=== REQUEST ===
Copy out each line of the material below with no changes.

------ MATERIAL

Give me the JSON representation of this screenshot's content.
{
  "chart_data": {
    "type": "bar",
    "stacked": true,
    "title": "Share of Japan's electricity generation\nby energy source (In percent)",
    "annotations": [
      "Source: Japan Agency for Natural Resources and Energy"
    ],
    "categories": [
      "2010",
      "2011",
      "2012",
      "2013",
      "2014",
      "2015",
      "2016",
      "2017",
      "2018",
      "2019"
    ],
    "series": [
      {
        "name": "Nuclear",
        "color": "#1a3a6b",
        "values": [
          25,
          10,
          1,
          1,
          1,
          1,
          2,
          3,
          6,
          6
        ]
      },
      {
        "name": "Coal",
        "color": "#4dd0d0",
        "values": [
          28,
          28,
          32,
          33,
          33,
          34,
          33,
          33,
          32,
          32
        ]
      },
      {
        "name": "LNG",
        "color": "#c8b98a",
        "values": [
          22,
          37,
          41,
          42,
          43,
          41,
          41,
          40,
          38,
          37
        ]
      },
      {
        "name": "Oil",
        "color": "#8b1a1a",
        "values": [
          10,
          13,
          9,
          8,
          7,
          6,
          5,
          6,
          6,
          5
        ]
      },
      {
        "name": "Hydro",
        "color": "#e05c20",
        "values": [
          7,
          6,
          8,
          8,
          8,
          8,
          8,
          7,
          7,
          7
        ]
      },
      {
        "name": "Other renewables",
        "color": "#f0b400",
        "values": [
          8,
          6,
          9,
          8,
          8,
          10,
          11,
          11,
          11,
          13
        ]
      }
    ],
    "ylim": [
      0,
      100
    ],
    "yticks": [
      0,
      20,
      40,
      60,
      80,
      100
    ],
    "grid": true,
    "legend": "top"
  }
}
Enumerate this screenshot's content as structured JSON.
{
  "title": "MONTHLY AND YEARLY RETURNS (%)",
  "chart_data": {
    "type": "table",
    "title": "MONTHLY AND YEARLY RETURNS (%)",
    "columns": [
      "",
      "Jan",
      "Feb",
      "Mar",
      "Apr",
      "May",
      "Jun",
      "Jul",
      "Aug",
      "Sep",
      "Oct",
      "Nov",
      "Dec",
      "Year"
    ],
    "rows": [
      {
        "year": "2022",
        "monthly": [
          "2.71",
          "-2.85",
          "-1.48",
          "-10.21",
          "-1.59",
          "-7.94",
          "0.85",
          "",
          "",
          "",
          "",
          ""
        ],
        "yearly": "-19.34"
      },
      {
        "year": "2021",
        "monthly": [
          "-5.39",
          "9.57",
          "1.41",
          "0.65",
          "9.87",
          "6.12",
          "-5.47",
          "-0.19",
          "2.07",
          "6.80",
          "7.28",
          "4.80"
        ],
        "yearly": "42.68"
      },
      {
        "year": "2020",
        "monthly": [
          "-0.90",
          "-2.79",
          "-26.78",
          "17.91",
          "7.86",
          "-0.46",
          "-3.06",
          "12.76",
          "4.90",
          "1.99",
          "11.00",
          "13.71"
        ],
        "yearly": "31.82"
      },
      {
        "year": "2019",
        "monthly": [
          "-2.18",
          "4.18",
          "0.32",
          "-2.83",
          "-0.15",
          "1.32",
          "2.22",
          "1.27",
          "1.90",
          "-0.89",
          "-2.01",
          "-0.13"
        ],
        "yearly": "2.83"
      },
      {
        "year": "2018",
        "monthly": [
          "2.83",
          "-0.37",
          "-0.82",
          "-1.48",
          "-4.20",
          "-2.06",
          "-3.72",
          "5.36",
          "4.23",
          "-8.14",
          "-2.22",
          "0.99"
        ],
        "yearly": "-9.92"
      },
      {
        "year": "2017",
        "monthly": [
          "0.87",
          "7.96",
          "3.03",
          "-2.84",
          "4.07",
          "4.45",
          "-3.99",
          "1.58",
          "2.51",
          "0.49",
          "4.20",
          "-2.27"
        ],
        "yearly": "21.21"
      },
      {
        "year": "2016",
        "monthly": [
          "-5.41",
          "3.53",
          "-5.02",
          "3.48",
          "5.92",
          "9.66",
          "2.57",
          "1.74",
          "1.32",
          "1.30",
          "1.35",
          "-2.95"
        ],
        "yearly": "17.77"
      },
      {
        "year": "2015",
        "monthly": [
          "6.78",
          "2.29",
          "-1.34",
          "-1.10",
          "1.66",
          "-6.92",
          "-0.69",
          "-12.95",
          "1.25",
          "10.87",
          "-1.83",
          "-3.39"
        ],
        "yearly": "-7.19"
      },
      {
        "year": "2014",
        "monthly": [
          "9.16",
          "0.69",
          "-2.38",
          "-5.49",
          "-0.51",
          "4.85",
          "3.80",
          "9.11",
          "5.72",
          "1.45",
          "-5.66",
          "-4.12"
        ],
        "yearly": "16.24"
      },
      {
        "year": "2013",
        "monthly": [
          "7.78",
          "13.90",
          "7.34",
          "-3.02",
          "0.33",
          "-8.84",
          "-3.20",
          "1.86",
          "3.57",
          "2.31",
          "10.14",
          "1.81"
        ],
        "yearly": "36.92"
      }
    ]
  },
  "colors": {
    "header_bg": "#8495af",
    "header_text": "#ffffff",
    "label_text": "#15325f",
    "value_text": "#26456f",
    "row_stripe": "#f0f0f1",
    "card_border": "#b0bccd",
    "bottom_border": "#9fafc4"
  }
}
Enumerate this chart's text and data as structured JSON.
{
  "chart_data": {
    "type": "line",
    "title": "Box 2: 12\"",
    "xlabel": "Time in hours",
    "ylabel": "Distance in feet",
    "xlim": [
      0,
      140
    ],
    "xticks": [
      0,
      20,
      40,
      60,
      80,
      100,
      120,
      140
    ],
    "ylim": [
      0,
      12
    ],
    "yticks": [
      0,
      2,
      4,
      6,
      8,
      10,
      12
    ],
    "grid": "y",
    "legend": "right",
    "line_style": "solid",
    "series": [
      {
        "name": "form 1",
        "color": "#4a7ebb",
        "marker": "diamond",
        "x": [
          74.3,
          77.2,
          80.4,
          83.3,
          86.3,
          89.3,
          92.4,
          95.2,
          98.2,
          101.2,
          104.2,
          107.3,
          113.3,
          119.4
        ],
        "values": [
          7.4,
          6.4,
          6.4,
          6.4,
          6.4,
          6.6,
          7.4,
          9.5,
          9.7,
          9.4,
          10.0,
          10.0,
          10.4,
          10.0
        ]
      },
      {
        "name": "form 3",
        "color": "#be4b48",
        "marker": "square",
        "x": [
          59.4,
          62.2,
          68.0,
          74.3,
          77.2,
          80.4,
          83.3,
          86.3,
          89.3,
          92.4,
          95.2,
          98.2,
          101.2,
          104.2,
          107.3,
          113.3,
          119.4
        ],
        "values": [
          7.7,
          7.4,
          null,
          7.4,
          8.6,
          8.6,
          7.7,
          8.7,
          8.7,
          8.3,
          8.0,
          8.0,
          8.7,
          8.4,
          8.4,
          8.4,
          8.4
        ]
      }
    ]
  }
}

------------

=== ANSWER TO THIS PROBLEM ===
Give me the JSON representation of this screenshot's content.
{
  "chart_data": {
    "type": "bar",
    "stacked": true,
    "title": "Share of Japan's electricity generation\nby energy source (In percent)",
    "annotations": [
      "Source: Japan Agency for Natural Resources and Energy"
    ],
    "categories": [
      "2010",
      "2011",
      "2012",
      "2013",
      "2014",
      "2015",
      "2016",
      "2017",
      "2018",
      "2019"
    ],
    "series": [
      {
        "name": "Nuclear",
        "color": "#1a3a6b",
        "values": [
          25,
          10,
          1,
          1,
          1,
          1,
          2,
          3,
          6,
          6
        ]
      },
      {
        "name": "Coal",
        "color": "#4dd0d0",
        "values": [
          28,
          28,
          32,
          33,
          33,
          34,
          33,
          33,
          32,
          32
        ]
      },
      {
        "name": "LNG",
        "color": "#c8b98a",
        "values": [
          22,
          37,
          41,
          42,
          43,
          41,
          41,
          40,
          38,
          37
        ]
      },
      {
        "name": "Oil",
        "color": "#8b1a1a",
        "values": [
          10,
          13,
          9,
          8,
          7,
          6,
          5,
          6,
          6,
          5
        ]
      },
      {
        "name": "Hydro",
        "color": "#e05c20",
        "values": [
          7,
          6,
          8,
          8,
          8,
          8,
          8,
          7,
          7,
          7
        ]
      },
      {
        "name": "Other renewables",
        "color": "#f0b400",
        "values": [
          8,
          6,
          9,
          8,
          8,
          10,
          11,
          11,
          11,
          13
        ]
      }
    ],
    "ylim": [
      0,
      100
    ],
    "yticks": [
      0,
      20,
      40,
      60,
      80,
      100
    ],
    "grid": true,
    "legend": "top"
  }
}
Enumerate this screenshot's content as structured JSON.
{
  "title": "MONTHLY AND YEARLY RETURNS (%)",
  "chart_data": {
    "type": "table",
    "title": "MONTHLY AND YEARLY RETURNS (%)",
    "columns": [
      "",
      "Jan",
      "Feb",
      "Mar",
      "Apr",
      "May",
      "Jun",
      "Jul",
      "Aug",
      "Sep",
      "Oct",
      "Nov",
      "Dec",
      "Year"
    ],
    "rows": [
      {
        "year": "2022",
        "monthly": [
          "2.71",
          "-2.85",
          "-1.48",
          "-10.21",
          "-1.59",
          "-7.94",
          "0.85",
          "",
          "",
          "",
          "",
          ""
        ],
        "yearly": "-19.34"
      },
      {
        "year": "2021",
        "monthly": [
          "-5.39",
          "9.57",
          "1.41",
          "0.65",
          "9.87",
          "6.12",
          "-5.47",
          "-0.19",
          "2.07",
          "6.80",
          "7.28",
          "4.80"
        ],
        "yearly": "42.68"
      },
      {
        "year": "2020",
        "monthly": [
          "-0.90",
          "-2.79",
          "-26.78",
          "17.91",
          "7.86",
          "-0.46",
          "-3.06",
          "12.76",
          "4.90",
          "1.99",
          "11.00",
          "13.71"
        ],
        "yearly": "31.82"
      },
      {
        "year": "2019",
        "monthly": [
          "-2.18",
          "4.18",
          "0.32",
          "-2.83",
          "-0.15",
          "1.32",
          "2.22",
          "1.27",
          "1.90",
          "-0.89",
          "-2.01",
          "-0.13"
        ],
        "yearly": "2.83"
      },
      {
        "year": "2018",
        "monthly": [
          "2.83",
          "-0.37",
          "-0.82",
          "-1.48",
          "-4.20",
          "-2.06",
          "-3.72",
          "5.36",
          "4.23",
          "-8.14",
          "-2.22",
          "0.99"
        ],
        "yearly": "-9.92"
      },
      {
        "year": "2017",
        "monthly": [
          "0.87",
          "7.96",
          "3.03",
          "-2.84",
          "4.07",
          "4.45",
          "-3.99",
          "1.58",
          "2.51",
          "0.49",
          "4.20",
          "-2.27"
        ],
        "yearly": "21.21"
      },
      {
        "year": "2016",
        "monthly": [
          "-5.41",
          "3.53",
          "-5.02",
          "3.48",
          "5.92",
          "9.66",
          "2.57",
          "1.74",
          "1.32",
          "1.30",
          "1.35",
          "-2.95"
        ],
        "yearly": "17.77"
      },
      {
        "year": "2015",
        "monthly": [
          "6.78",
          "2.29",
          "-1.34",
          "-1.10",
          "1.66",
          "-6.92",
          "-0.69",
          "-12.95",
          "1.25",
          "10.87",
          "-1.83",
          "-3.39"
        ],
        "yearly": "-7.19"
      },
      {
        "year": "2014",
        "monthly": [
          "9.16",
          "0.69",
          "-2.38",
          "-5.49",
          "-0.51",
          "4.85",
          "3.80",
          "9.11",
          "5.72",
          "1.45",
          "-5.66",
          "-4.12"
        ],
        "yearly": "16.24"
      },
      {
        "year": "2013",
        "monthly": [
          "7.78",
          "13.90",
          "7.34",
          "-3.02",
          "0.33",
          "-8.84",
          "-3.20",
          "1.86",
          "3.57",
          "2.31",
          "10.14",
          "1.81"
        ],
        "yearly": "36.92"
      }
    ]
  },
  "colors": {
    "header_bg": "#8495af",
    "header_text": "#ffffff",
    "label_text": "#15325f",
    "value_text": "#26456f",
    "row_stripe": "#f0f0f1",
    "card_border": "#b0bccd",
    "bottom_border": "#9fafc4"
  }
}
Enumerate this chart's text and data as structured JSON.
{
  "chart_data": {
    "type": "line",
    "title": "Box 2: 12\"",
    "xlabel": "Time in hours",
    "ylabel": "Distance in feet",
    "xlim": [
      0,
      140
    ],
    "xticks": [
      0,
      20,
      40,
      60,
      80,
      100,
      120,
      140
    ],
    "ylim": [
      0,
      12
    ],
    "yticks": [
      0,
      2,
      4,
      6,
      8,
      10,
      12
    ],
    "grid": "y",
    "legend": "right",
    "line_style": "solid",
    "series": [
      {
        "name": "form 1",
        "color": "#4a7ebb",
        "marker": "diamond",
        "x": [
          74.3,
          77.2,
          80.4,
          83.3,
          86.3,
          89.3,
          92.4,
          95.2,
          98.2,
          101.2,
          104.2,
          107.3,
          113.3,
          119.4
        ],
        "values": [
          7.4,
          6.4,
          6.4,
          6.4,
          6.4,
          6.6,
          7.4,
          9.5,
          9.7,
          9.4,
          10.0,
          10.0,
          10.4,
          10.0
        ]
      },
      {
        "name": "form 3",
        "color": "#be4b48",
        "marker": "square",
        "x": [
          59.4,
          62.2,
          68.0,
          74.3,
          77.2,
          80.4,
          83.3,
          86.3,
          89.3,
          92.4,
          95.2,
          98.2,
          101.2,
          104.2,
          107.3,
          113.3,
          119.4
        ],
        "values": [
          7.7,
          7.4,
          null,
          7.4,
          8.6,
          8.6,
          7.7,
          8.7,
          8.7,
          8.3,
          8.0,
          8.0,
          8.7,
          8.4,
          8.4,
          8.4,
          8.4
        ]
      }
    ]
  }
}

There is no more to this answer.